Task ::
In the entries that follow, count each line containing "type" and state the total, nothing more.

____

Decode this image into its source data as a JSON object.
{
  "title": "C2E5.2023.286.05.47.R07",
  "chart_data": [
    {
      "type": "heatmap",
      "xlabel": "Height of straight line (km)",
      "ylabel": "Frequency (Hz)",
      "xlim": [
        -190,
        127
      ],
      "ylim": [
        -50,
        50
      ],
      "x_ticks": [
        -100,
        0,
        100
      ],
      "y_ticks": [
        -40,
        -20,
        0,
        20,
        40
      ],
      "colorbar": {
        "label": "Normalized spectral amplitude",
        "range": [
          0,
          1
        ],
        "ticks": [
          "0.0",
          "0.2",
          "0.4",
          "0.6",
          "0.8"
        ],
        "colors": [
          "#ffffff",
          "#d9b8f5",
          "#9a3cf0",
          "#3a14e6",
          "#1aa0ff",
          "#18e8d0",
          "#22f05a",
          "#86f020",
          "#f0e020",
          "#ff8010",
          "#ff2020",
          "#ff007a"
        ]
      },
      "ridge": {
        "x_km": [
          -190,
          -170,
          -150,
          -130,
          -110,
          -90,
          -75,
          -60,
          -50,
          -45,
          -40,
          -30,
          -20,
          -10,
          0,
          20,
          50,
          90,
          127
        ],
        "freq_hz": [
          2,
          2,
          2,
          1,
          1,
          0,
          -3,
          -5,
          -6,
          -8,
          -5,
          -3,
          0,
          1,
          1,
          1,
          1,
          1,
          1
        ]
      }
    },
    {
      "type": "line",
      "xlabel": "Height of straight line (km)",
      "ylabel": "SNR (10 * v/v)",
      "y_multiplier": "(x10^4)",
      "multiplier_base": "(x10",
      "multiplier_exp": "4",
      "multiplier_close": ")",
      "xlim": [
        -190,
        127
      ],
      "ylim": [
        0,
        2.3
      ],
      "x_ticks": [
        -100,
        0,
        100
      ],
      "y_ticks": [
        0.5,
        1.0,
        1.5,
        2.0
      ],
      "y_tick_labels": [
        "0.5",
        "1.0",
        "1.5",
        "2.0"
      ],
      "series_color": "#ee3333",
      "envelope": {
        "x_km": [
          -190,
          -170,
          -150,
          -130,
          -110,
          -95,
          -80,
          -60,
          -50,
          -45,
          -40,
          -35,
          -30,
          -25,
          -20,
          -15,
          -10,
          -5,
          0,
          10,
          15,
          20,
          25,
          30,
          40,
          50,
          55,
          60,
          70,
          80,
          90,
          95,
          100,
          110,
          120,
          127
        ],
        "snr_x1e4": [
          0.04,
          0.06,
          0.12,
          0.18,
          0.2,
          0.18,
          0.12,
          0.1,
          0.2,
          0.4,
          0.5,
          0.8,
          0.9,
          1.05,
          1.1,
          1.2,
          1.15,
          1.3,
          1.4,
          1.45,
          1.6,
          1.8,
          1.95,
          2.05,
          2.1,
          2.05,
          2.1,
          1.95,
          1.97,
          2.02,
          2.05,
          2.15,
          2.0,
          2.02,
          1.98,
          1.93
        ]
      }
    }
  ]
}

____

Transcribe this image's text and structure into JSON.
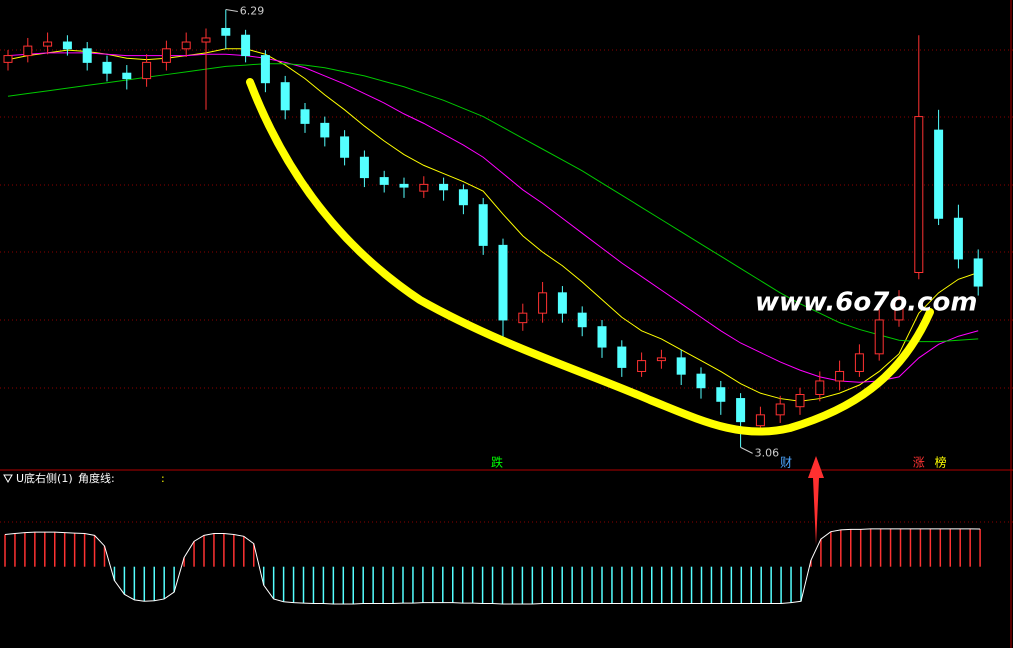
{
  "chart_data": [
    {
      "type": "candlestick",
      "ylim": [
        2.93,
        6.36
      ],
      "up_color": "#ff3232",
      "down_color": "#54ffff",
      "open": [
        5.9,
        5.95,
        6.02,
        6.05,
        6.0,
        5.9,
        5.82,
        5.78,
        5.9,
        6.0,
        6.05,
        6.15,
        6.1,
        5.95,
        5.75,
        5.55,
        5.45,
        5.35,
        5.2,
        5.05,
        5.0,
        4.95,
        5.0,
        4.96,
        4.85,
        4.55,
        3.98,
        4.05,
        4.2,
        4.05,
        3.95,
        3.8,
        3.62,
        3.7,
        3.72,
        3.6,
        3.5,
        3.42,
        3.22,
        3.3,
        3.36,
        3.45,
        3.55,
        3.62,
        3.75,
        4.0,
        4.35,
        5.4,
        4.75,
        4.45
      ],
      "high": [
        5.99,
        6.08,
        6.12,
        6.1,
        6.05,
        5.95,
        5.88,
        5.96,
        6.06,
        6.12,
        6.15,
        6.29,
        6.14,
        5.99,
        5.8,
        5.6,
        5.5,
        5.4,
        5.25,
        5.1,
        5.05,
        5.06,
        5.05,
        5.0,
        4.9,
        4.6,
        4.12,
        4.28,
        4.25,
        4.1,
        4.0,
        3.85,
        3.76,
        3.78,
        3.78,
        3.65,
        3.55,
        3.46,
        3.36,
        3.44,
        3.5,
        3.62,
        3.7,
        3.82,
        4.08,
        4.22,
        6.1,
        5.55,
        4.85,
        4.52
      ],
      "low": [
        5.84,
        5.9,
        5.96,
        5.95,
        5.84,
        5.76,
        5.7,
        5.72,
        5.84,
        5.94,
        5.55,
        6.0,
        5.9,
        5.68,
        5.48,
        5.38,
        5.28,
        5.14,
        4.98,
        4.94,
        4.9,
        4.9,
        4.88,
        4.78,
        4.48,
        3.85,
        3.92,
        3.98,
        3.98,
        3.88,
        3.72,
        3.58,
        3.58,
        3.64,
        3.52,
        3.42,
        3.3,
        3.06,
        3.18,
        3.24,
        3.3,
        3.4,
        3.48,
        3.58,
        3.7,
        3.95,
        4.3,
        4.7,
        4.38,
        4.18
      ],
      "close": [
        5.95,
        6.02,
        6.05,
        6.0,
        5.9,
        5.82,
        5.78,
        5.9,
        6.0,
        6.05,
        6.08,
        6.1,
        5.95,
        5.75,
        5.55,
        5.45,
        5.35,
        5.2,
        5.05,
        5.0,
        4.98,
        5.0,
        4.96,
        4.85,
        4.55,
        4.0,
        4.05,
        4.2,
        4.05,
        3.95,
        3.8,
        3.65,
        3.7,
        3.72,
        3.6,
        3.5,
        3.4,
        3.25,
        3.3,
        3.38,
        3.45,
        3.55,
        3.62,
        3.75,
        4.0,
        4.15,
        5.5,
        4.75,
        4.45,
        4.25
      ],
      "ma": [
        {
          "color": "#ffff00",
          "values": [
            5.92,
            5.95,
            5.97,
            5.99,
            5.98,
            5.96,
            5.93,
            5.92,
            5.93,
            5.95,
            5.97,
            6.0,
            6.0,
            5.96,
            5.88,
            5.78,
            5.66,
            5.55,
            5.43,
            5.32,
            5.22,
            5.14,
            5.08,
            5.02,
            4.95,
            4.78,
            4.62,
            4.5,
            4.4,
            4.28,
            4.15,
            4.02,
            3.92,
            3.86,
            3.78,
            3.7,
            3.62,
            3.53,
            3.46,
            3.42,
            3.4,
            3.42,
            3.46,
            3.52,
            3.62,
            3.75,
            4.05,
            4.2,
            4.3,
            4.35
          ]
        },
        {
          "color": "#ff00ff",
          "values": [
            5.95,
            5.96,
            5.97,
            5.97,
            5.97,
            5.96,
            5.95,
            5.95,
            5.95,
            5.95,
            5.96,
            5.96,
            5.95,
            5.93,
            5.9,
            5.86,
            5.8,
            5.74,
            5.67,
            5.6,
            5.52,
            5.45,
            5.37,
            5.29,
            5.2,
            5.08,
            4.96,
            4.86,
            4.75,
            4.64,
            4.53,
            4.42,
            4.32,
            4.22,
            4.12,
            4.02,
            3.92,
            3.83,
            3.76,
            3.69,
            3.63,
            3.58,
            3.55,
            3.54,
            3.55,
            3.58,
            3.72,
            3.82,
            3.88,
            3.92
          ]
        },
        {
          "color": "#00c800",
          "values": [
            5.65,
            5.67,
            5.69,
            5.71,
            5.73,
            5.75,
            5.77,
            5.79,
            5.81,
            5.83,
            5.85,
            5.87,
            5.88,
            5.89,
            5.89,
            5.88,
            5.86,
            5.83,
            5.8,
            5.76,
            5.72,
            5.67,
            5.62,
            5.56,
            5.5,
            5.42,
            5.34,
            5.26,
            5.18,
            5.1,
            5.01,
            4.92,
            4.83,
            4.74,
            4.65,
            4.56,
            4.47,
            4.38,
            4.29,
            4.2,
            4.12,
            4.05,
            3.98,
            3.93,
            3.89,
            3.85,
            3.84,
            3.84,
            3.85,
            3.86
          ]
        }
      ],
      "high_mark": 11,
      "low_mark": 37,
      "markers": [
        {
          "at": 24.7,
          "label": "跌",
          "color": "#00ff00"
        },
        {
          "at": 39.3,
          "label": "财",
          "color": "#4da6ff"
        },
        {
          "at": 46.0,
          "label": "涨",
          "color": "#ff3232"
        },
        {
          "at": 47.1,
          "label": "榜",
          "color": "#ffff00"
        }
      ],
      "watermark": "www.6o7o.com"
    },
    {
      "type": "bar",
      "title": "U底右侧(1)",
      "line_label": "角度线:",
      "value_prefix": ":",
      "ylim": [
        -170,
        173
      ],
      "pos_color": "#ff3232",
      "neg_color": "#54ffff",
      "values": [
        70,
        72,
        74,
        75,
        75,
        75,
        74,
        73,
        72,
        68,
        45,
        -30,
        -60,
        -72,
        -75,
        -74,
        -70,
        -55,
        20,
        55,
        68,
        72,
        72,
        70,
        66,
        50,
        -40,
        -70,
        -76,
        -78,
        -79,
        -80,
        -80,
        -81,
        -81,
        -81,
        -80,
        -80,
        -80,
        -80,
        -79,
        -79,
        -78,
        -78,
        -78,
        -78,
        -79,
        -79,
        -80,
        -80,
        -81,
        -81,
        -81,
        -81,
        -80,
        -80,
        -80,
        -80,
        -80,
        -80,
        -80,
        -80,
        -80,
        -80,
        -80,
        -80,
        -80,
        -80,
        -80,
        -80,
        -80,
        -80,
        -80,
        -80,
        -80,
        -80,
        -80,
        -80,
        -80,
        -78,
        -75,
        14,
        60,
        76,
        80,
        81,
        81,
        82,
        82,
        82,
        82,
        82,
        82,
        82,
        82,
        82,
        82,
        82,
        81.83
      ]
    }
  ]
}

____

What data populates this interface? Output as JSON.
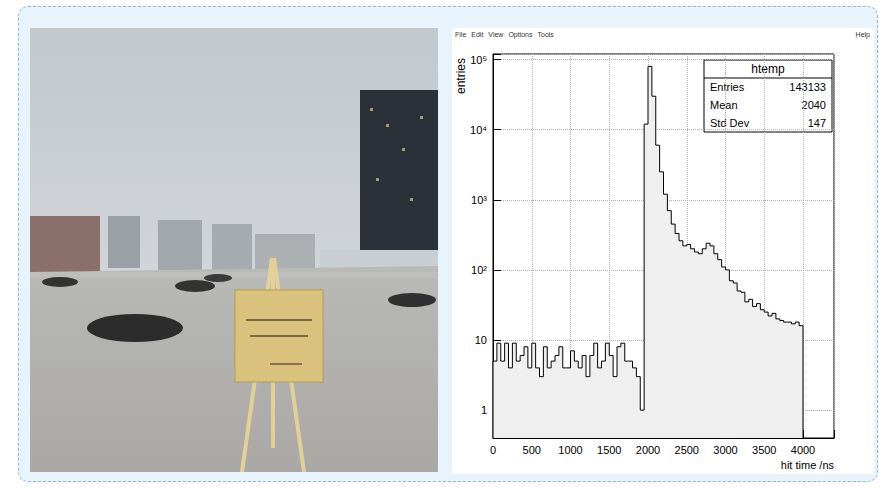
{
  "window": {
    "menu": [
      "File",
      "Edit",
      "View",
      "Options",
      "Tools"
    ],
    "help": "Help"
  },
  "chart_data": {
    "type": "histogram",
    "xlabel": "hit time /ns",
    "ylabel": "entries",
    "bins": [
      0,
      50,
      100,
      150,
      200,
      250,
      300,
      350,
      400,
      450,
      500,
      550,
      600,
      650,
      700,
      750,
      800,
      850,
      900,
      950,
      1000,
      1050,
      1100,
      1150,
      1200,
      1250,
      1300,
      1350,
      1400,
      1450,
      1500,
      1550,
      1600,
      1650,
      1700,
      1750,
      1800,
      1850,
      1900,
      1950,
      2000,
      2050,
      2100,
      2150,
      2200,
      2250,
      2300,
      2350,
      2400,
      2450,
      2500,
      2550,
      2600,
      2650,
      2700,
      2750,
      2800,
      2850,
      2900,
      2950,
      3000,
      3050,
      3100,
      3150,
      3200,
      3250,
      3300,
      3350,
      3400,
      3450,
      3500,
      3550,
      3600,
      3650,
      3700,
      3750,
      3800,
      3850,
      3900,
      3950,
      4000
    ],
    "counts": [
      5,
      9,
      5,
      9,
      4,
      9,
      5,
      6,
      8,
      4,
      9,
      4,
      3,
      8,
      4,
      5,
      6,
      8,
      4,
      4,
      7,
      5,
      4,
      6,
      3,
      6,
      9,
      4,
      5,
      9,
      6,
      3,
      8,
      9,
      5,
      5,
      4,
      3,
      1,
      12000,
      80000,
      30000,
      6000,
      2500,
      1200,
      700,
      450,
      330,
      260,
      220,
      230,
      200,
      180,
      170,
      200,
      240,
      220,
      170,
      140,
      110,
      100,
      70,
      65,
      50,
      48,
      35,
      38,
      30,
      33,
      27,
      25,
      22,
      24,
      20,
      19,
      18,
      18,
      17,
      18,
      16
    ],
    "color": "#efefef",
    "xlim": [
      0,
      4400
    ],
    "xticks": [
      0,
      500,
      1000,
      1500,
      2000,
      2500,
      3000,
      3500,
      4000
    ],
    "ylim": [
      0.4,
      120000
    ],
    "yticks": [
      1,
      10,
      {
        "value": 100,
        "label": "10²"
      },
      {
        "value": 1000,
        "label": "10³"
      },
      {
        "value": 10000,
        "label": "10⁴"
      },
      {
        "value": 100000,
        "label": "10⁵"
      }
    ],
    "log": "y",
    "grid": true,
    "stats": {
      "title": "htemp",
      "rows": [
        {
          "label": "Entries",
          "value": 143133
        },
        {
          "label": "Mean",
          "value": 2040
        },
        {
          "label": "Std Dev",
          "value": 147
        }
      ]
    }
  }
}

____

Solution to this exercise ::
5